→ **Stated exercise**: Gather each line of the records where "Guía" appears.
## Start
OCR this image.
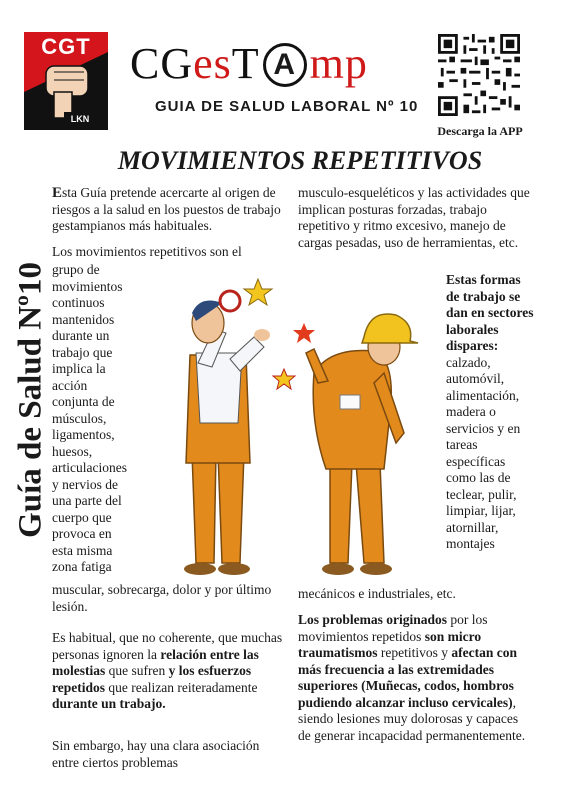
CGT
LKN
CGesT A mp
GUIA DE SALUD LABORAL Nº 10
Descarga la APP
MOVIMIENTOS REPETITIVOS
Guía de Salud Nº10
Esta Guía pretende acercarte al origen de riesgos a la salud en los puestos de trabajo gestampianos más habituales.
Los movimientos repetitivos son el
grupo de movimientos continuos mantenidos durante un trabajo que implica la acción conjunta de músculos, ligamentos, huesos, articulaciones y nervios de una parte del cuerpo que provoca en esta misma zona fatiga
muscular, sobrecarga, dolor y por último lesión.
Es habitual, que no coherente, que muchas personas ignoren la relación entre las molestias que sufren y los esfuerzos repetidos que realizan reiteradamente durante un trabajo.
Sin embargo, hay una clara asociación entre ciertos problemas
musculo-esqueléticos y las actividades que implican posturas forzadas, trabajo repetitivo y ritmo excesivo, manejo de cargas pesadas, uso de herramientas, etc.
Estas formas de trabajo se dan en sectores laborales dispares:
calzado, automóvil, alimentación, madera o servicios y en tareas específicas como las de teclear, pulir, limpiar, lijar, atornillar, montajes
mecánicos e industriales, etc.
Los problemas originados por los movimientos repetidos son micro traumatismos repetitivos y afectan con más frecuencia a las extremidades superiores (Muñecas, codos, hombros pudiendo alcanzar incluso cervicales), siendo lesiones muy dolorosas y capaces de generar incapacidad permanentemente.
## End
→ **Answer**:
Guía de Salud Nº10
Esta Guía pretende acercarte al origen de riesgos a la salud en los puestos de trabajo gestampianos más habituales.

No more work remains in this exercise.